═══ Data section ═══

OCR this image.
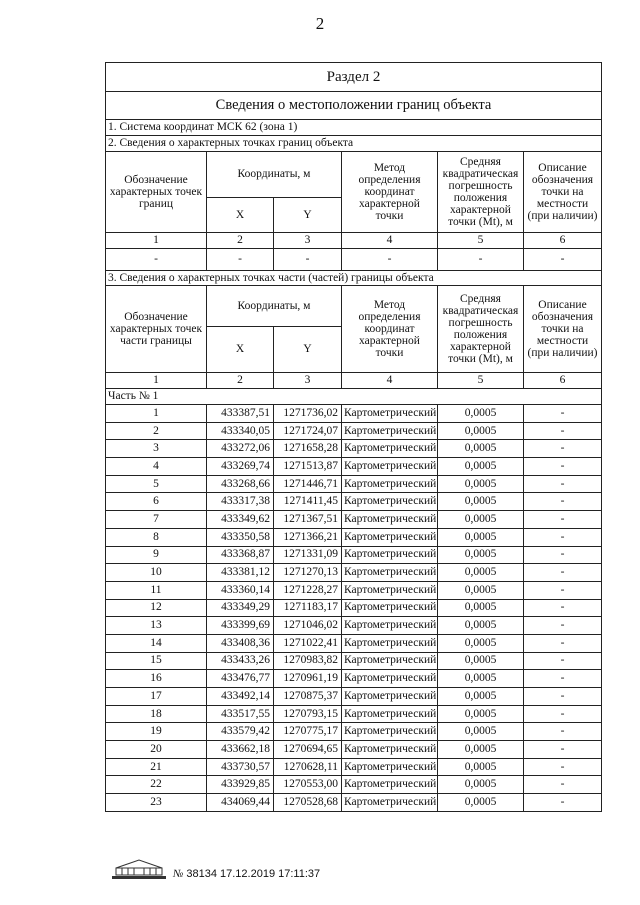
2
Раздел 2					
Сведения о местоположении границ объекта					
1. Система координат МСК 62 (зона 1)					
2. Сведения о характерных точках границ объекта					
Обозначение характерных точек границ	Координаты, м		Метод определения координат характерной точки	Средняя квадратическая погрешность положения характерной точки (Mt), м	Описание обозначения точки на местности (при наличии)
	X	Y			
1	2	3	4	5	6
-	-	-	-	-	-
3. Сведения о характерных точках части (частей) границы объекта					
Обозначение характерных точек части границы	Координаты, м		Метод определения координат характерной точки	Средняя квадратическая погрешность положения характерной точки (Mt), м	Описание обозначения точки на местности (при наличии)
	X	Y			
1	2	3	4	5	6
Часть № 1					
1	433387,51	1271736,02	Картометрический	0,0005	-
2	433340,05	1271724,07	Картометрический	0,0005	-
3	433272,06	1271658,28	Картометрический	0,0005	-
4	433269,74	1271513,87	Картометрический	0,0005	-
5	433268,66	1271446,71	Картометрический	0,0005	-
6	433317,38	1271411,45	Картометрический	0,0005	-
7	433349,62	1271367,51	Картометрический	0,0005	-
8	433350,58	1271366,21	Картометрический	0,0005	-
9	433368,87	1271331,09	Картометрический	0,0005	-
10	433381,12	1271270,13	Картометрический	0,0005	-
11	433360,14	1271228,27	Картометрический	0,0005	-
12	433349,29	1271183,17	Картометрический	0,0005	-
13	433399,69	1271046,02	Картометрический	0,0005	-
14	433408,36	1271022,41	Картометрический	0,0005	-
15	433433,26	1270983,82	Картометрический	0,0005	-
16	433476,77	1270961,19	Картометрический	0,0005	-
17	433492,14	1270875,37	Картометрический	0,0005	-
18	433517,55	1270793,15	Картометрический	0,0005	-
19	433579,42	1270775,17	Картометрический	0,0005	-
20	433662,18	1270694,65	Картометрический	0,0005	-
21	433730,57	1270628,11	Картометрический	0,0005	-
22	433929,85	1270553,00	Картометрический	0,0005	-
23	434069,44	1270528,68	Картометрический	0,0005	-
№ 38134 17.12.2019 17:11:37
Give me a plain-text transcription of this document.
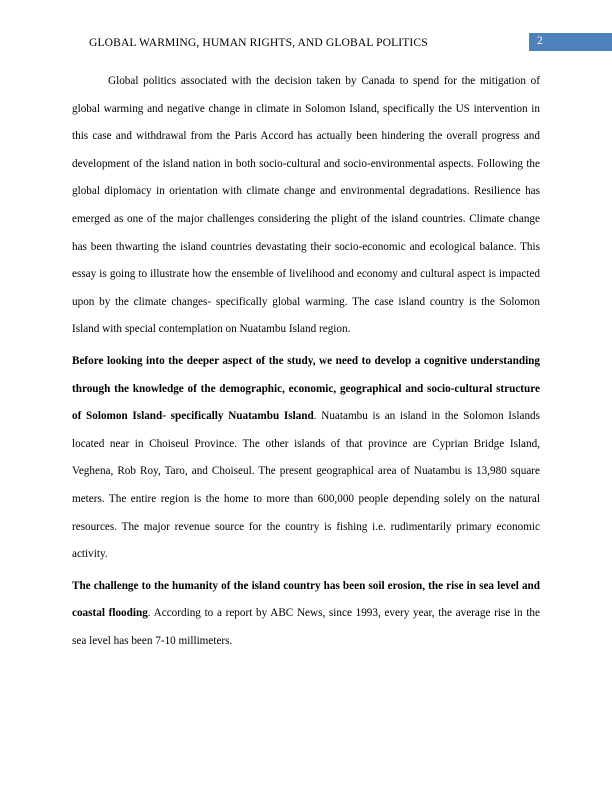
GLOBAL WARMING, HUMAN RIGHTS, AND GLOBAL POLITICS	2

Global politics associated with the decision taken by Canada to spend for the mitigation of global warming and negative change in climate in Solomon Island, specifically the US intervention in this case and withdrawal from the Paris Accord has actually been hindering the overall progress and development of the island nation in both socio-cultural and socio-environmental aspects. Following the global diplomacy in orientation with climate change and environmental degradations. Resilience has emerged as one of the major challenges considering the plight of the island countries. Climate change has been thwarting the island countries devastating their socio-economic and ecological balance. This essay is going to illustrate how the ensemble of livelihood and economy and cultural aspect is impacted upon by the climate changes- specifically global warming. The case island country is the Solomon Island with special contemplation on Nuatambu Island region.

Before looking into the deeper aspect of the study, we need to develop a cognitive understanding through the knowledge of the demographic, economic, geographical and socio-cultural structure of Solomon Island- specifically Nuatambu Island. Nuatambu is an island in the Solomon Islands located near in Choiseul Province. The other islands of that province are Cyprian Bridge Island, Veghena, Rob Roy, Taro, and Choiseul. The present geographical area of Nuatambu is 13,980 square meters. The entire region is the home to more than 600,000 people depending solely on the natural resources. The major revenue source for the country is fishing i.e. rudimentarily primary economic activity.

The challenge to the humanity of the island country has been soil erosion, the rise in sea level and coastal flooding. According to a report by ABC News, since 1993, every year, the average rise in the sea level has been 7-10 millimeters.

═══

**Exercise details**
Gather and copy every line of the data in which the string "местности" is found.

**Correct answer**
Обозначение характерных точек границ	Координаты, м		Метод определения координат характерной точки	Средняя квадратическая погрешность положения характерной точки (Mt), м	Описание обозначения точки на местности (при наличии)
Обозначение характерных точек части границы	Координаты, м		Метод определения координат характерной точки	Средняя квадратическая погрешность положения характерной точки (Mt), м	Описание обозначения точки на местности (при наличии)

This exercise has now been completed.